__What the task requires__: In the records that follow, show each line where the word "this" is present.

__Record set__:
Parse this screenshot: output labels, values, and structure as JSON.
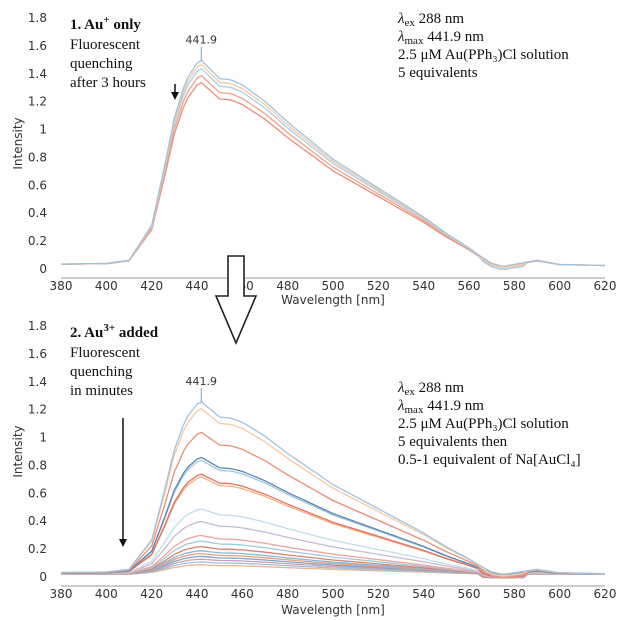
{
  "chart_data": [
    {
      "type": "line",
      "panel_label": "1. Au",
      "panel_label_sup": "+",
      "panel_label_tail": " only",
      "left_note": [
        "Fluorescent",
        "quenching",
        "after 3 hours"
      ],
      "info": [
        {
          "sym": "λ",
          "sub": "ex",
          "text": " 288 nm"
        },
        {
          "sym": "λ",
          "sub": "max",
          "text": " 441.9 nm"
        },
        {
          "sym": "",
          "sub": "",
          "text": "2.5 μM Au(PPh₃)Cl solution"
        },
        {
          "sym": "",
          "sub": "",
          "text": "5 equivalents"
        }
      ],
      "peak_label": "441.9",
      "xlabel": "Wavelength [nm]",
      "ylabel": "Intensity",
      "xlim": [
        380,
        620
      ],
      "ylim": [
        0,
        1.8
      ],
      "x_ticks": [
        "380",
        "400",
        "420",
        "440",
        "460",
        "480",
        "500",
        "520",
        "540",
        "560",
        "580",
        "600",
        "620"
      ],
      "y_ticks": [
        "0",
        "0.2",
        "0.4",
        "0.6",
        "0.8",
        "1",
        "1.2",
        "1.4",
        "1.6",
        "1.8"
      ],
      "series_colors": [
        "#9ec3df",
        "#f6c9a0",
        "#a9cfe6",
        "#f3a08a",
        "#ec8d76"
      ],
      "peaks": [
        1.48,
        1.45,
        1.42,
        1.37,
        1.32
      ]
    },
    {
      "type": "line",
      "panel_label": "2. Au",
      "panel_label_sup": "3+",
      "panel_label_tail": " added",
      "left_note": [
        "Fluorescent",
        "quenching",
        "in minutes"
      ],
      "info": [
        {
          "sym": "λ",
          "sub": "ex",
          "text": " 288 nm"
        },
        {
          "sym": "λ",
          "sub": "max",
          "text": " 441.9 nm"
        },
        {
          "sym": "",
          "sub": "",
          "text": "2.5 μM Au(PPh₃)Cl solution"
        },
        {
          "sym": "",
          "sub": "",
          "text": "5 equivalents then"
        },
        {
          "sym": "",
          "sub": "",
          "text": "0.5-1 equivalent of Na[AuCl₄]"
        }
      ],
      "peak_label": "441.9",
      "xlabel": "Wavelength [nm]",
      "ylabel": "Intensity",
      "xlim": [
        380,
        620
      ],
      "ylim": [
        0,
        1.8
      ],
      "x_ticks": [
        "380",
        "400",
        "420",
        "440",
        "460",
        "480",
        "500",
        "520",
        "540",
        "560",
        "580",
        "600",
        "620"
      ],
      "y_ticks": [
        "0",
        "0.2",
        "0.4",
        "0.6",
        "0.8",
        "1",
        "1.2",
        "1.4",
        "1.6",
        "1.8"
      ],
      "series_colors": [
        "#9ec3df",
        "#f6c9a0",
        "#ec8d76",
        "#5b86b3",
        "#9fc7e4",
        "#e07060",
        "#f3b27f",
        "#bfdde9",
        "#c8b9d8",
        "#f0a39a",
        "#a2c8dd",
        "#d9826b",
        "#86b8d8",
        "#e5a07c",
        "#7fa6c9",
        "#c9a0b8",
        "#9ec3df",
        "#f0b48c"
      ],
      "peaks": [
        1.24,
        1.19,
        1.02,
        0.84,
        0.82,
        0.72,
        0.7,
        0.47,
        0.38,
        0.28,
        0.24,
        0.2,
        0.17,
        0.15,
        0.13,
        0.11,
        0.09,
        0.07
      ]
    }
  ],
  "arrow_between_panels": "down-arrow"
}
* * *
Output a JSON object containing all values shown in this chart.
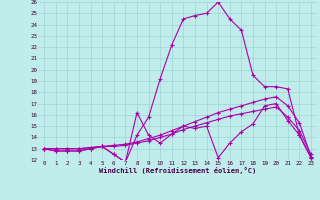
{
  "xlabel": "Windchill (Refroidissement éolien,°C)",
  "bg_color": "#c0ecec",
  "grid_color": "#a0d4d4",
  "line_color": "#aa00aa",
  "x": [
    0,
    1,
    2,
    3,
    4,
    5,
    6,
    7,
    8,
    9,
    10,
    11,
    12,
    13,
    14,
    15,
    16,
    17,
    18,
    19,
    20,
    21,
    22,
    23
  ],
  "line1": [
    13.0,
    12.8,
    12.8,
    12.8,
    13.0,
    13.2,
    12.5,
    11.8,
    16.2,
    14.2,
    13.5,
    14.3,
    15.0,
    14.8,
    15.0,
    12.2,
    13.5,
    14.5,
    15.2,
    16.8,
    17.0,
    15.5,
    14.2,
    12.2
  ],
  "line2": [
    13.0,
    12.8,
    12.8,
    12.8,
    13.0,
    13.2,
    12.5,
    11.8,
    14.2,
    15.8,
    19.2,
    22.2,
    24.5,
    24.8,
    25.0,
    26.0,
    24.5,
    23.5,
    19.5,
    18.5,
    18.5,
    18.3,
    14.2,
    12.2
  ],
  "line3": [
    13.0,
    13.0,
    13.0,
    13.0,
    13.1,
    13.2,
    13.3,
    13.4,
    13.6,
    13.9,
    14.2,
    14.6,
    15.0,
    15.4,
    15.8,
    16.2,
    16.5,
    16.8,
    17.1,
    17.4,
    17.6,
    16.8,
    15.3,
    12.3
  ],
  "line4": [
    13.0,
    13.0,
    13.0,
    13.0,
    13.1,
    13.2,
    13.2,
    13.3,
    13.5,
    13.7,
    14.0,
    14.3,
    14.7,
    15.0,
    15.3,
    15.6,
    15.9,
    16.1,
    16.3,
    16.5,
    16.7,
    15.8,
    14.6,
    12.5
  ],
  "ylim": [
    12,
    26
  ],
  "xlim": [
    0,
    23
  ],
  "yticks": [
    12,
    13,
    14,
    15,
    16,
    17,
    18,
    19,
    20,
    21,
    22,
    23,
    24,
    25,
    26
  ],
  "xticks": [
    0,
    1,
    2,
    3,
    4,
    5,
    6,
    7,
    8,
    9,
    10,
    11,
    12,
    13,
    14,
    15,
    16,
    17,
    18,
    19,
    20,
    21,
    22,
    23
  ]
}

__Result of the exercise__:
Parse this screenshot: output labels, values, and structure as JSON.
Output a JSON object containing all values shown in this chart.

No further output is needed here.